[Dataset items]
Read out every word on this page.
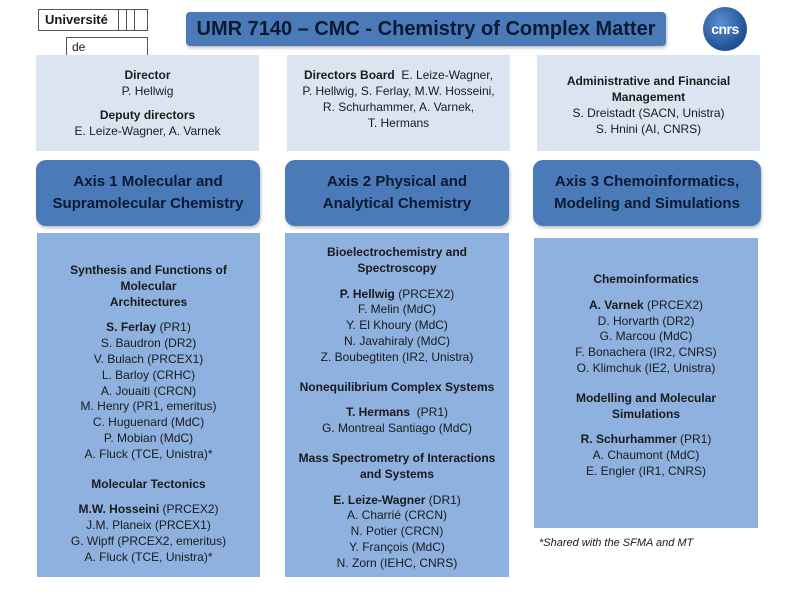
Université
de
UMR 7140 – CMC - Chemistry of Complex Matter	cnrs
Director
P. Hellwig
Deputy directors
E. Leize-Wagner, A. Varnek
Directors Board E. Leize-Wagner,
P. Hellwig, S. Ferlay, M.W. Hosseini,
R. Schurhammer, A. Varnek,
T. Hermans
Administrative and Financial
Management
S. Dreistadt (SACN, Unistra)
S. Hnini (AI, CNRS)
Axis 1 Molecular and
Supramolecular Chemistry
Axis 2 Physical and
Analytical Chemistry
Axis 3 Chemoinformatics,
Modeling and Simulations
Synthesis and Functions of Molecular
Architectures
S. Ferlay (PR1)
S. Baudron (DR2)
V. Bulach (PRCEX1)
L. Barloy (CRHC)
A. Jouaiti (CRCN)
M. Henry (PR1, emeritus)
C. Huguenard (MdC)
P. Mobian (MdC)
A. Fluck (TCE, Unistra)*
Molecular Tectonics
M.W. Hosseini (PRCEX2)
J.M. Planeix (PRCEX1)
G. Wipff (PRCEX2, emeritus)
A. Fluck (TCE, Unistra)*
Bioelectrochemistry and
Spectroscopy
P. Hellwig (PRCEX2)
F. Melin (MdC)
Y. El Khoury (MdC)
N. Javahiraly (MdC)
Z. Boubegtiten (IR2, Unistra)
Nonequilibrium Complex Systems
T. Hermans  (PR1)
G. Montreal Santiago (MdC)
Mass Spectrometry of Interactions
and Systems
E. Leize-Wagner (DR1)
A. Charrié (CRCN)
N. Potier (CRCN)
Y. François (MdC)
N. Zorn (IEHC, CNRS)
Chemoinformatics
A. Varnek (PRCEX2)
D. Horvarth (DR2)
G. Marcou (MdC)
F. Bonachera (IR2, CNRS)
O. Klimchuk (IE2, Unistra)
Modelling and Molecular Simulations
R. Schurhammer (PR1)
A. Chaumont (MdC)
E. Engler (IR1, CNRS)
*Shared with the SFMA and MT
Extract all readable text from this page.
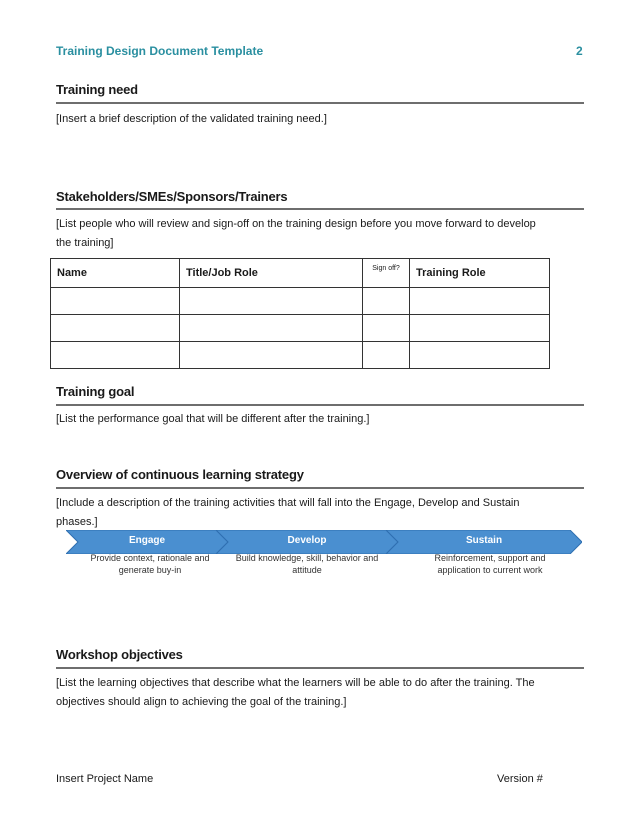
Training Design Document Template	2
Training need
[Insert a brief description of the validated training need.]
Stakeholders/SMEs/Sponsors/Trainers
[List people who will review and sign-off on the training design before you move forward to develop
the training]
Name	Title/Job Role	Sign off?	Training Role

Training goal
[List the performance goal that will be different after the training.]
Overview of continuous learning strategy
[Include a description of the training activities that will fall into the Engage, Develop and Sustain
phases.]
Engage	Develop	Sustain
Provide context, rationale and
generate buy-in
Build knowledge, skill, behavior and
attitude
Reinforcement, support and
application to current work
Workshop objectives
[List the learning objectives that describe what the learners will be able to do after the training. The
objectives should align to achieving the goal of the training.]
Insert Project Name	Version #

- _INSTRUCTIONS FOR THE TASK_: Output the records above exactly; leave out the pictures.

- _WRITTEN SOLUTION_:
Read out every word on this page.
Université
de
UMR 7140 – CMC - Chemistry of Complex Matter	cnrs
Director
P. Hellwig
Deputy directors
E. Leize-Wagner, A. Varnek
Directors Board E. Leize-Wagner,
P. Hellwig, S. Ferlay, M.W. Hosseini,
R. Schurhammer, A. Varnek,
T. Hermans
Administrative and Financial
Management
S. Dreistadt (SACN, Unistra)
S. Hnini (AI, CNRS)
Axis 1 Molecular and
Supramolecular Chemistry
Axis 2 Physical and
Analytical Chemistry
Axis 3 Chemoinformatics,
Modeling and Simulations
Synthesis and Functions of Molecular
Architectures
S. Ferlay (PR1)
S. Baudron (DR2)
V. Bulach (PRCEX1)
L. Barloy (CRHC)
A. Jouaiti (CRCN)
M. Henry (PR1, emeritus)
C. Huguenard (MdC)
P. Mobian (MdC)
A. Fluck (TCE, Unistra)*
Molecular Tectonics
M.W. Hosseini (PRCEX2)
J.M. Planeix (PRCEX1)
G. Wipff (PRCEX2, emeritus)
A. Fluck (TCE, Unistra)*
Bioelectrochemistry and
Spectroscopy
P. Hellwig (PRCEX2)
F. Melin (MdC)
Y. El Khoury (MdC)
N. Javahiraly (MdC)
Z. Boubegtiten (IR2, Unistra)
Nonequilibrium Complex Systems
T. Hermans  (PR1)
G. Montreal Santiago (MdC)
Mass Spectrometry of Interactions
and Systems
E. Leize-Wagner (DR1)
A. Charrié (CRCN)
N. Potier (CRCN)
Y. François (MdC)
N. Zorn (IEHC, CNRS)
Chemoinformatics
A. Varnek (PRCEX2)
D. Horvarth (DR2)
G. Marcou (MdC)
F. Bonachera (IR2, CNRS)
O. Klimchuk (IE2, Unistra)
Modelling and Molecular Simulations
R. Schurhammer (PR1)
A. Chaumont (MdC)
E. Engler (IR1, CNRS)
*Shared with the SFMA and MT
Extract all readable text from this page.
Training Design Document Template	2
Training need
[Insert a brief description of the validated training need.]
Stakeholders/SMEs/Sponsors/Trainers
[List people who will review and sign-off on the training design before you move forward to develop
the training]
Name	Title/Job Role	Sign off?	Training Role

Training goal
[List the performance goal that will be different after the training.]
Overview of continuous learning strategy
[Include a description of the training activities that will fall into the Engage, Develop and Sustain
phases.]
Engage	Develop	Sustain
Provide context, rationale and
generate buy-in
Build knowledge, skill, behavior and
attitude
Reinforcement, support and
application to current work
Workshop objectives
[List the learning objectives that describe what the learners will be able to do after the training. The
objectives should align to achieving the goal of the training.]
Insert Project Name	Version #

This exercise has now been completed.